> **Brief**: Only the lines from the one containing "Transcribe this image's" through the end of the entries should be repeated, exactly as they appear, first and last included.

** start of Stored rows **

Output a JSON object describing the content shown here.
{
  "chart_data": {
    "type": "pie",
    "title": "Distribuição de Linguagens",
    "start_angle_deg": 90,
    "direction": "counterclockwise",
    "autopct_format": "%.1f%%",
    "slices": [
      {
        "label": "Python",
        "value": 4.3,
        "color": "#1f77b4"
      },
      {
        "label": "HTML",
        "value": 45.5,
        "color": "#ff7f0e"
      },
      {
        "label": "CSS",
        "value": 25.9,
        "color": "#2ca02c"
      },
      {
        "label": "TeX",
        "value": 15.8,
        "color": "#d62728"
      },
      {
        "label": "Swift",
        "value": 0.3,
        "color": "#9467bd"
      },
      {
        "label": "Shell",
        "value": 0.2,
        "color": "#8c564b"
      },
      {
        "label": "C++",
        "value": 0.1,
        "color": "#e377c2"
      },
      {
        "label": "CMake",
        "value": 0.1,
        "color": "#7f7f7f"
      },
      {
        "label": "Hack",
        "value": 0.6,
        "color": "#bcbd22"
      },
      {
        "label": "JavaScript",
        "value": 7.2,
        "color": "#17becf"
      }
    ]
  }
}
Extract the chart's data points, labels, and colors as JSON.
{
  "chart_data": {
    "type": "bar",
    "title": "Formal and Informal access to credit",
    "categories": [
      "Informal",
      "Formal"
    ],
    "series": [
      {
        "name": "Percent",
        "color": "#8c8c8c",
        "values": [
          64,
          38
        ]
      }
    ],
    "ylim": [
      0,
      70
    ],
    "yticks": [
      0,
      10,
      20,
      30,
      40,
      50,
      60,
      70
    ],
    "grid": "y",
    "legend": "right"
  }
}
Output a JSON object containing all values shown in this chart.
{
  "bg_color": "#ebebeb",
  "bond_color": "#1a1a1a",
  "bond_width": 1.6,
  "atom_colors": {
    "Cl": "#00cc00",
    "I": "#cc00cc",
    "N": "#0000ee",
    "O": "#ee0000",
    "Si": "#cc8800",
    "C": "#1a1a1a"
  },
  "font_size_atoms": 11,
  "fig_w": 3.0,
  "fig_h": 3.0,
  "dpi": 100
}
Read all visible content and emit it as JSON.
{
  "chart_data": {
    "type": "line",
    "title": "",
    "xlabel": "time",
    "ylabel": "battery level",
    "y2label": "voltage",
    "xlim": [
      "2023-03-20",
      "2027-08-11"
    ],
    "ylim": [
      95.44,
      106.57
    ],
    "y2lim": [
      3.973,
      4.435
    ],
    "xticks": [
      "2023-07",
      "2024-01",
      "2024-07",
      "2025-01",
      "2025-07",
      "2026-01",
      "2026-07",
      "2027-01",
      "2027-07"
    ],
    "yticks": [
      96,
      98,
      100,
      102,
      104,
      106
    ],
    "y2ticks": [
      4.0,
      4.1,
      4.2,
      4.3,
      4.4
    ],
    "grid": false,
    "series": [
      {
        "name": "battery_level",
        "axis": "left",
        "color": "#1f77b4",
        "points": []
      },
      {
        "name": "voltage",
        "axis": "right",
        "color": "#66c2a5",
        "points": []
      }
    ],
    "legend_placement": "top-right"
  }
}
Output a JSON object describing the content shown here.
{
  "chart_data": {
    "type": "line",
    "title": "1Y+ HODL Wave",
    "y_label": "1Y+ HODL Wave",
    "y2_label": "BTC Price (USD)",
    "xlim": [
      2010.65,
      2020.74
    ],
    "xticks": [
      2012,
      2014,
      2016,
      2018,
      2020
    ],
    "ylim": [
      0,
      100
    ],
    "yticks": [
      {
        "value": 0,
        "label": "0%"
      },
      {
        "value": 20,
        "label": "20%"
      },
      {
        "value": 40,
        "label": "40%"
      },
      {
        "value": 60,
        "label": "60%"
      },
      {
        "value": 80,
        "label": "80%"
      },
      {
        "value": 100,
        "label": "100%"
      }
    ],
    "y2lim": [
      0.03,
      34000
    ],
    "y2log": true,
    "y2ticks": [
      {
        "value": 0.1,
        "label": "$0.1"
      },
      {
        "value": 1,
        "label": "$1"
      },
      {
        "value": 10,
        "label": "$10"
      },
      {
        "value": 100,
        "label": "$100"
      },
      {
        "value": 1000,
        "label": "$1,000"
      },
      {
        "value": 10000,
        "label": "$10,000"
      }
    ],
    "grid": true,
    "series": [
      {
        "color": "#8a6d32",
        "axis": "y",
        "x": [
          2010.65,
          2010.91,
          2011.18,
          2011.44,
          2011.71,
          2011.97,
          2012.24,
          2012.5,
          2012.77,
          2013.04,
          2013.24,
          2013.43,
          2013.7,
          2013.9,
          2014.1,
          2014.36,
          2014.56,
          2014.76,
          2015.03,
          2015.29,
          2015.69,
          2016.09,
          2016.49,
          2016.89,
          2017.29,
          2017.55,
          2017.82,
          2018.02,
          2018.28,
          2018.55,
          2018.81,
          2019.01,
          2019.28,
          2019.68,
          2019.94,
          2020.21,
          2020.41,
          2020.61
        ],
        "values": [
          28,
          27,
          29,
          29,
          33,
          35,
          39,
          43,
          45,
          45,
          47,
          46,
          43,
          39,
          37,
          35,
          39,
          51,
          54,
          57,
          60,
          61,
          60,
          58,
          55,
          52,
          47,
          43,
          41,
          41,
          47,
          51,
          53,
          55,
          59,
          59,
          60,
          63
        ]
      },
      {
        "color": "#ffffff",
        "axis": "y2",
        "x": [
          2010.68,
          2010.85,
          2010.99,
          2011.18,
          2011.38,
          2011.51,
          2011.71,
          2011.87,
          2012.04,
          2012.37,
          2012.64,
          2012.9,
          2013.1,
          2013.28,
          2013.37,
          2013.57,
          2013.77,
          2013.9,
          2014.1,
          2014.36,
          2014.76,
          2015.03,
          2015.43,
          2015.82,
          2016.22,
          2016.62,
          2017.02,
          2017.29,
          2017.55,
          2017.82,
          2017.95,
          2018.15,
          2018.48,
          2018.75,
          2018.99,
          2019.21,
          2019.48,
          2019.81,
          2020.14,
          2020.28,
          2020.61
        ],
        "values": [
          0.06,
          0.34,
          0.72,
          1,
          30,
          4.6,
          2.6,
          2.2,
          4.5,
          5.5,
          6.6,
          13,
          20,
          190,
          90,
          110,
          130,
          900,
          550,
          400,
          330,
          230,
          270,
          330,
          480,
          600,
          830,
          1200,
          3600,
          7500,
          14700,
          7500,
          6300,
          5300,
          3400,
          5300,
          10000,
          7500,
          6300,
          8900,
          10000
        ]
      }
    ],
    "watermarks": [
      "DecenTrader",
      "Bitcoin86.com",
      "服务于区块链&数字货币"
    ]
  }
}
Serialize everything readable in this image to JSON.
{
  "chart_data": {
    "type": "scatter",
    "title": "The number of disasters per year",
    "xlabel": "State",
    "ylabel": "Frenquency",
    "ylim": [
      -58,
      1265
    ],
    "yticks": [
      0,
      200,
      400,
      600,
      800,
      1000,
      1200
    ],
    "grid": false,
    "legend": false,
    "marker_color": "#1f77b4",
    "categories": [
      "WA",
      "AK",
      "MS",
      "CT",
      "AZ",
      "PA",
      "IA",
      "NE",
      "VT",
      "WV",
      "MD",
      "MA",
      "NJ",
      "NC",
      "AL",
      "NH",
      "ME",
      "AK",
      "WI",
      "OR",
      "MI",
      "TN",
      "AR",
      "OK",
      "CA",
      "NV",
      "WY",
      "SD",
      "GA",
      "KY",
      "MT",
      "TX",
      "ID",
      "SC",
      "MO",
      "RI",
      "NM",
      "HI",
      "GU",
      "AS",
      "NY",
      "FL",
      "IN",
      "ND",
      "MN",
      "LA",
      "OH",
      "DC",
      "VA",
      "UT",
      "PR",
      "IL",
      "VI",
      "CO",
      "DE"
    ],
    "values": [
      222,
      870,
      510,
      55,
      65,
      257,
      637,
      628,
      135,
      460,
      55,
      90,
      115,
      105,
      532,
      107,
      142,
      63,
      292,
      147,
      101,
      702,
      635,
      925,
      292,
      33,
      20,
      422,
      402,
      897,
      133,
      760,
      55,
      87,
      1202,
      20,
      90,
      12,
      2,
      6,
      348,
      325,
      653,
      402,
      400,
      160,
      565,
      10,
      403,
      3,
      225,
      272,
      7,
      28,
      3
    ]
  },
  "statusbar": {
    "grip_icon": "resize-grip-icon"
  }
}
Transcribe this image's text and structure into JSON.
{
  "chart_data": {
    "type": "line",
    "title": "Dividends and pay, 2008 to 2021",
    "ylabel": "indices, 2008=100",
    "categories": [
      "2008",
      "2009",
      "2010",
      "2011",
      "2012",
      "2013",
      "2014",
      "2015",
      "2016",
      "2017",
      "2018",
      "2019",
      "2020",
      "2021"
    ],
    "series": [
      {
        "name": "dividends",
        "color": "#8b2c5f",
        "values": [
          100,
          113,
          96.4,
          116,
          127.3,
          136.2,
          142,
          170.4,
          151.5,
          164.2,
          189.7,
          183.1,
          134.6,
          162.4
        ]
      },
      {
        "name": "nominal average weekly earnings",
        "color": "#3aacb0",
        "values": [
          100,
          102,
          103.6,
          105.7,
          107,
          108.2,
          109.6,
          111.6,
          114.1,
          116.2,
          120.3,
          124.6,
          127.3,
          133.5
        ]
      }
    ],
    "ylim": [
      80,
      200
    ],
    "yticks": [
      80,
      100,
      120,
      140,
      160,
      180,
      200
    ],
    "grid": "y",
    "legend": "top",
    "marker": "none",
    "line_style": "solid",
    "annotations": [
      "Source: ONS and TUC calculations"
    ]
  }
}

** end of Stored rows **

> **Exercise solution**:
Transcribe this image's text and structure into JSON.
{
  "chart_data": {
    "type": "line",
    "title": "Dividends and pay, 2008 to 2021",
    "ylabel": "indices, 2008=100",
    "categories": [
      "2008",
      "2009",
      "2010",
      "2011",
      "2012",
      "2013",
      "2014",
      "2015",
      "2016",
      "2017",
      "2018",
      "2019",
      "2020",
      "2021"
    ],
    "series": [
      {
        "name": "dividends",
        "color": "#8b2c5f",
        "values": [
          100,
          113,
          96.4,
          116,
          127.3,
          136.2,
          142,
          170.4,
          151.5,
          164.2,
          189.7,
          183.1,
          134.6,
          162.4
        ]
      },
      {
        "name": "nominal average weekly earnings",
        "color": "#3aacb0",
        "values": [
          100,
          102,
          103.6,
          105.7,
          107,
          108.2,
          109.6,
          111.6,
          114.1,
          116.2,
          120.3,
          124.6,
          127.3,
          133.5
        ]
      }
    ],
    "ylim": [
      80,
      200
    ],
    "yticks": [
      80,
      100,
      120,
      140,
      160,
      180,
      200
    ],
    "grid": "y",
    "legend": "top",
    "marker": "none",
    "line_style": "solid",
    "annotations": [
      "Source: ONS and TUC calculations"
    ]
  }
}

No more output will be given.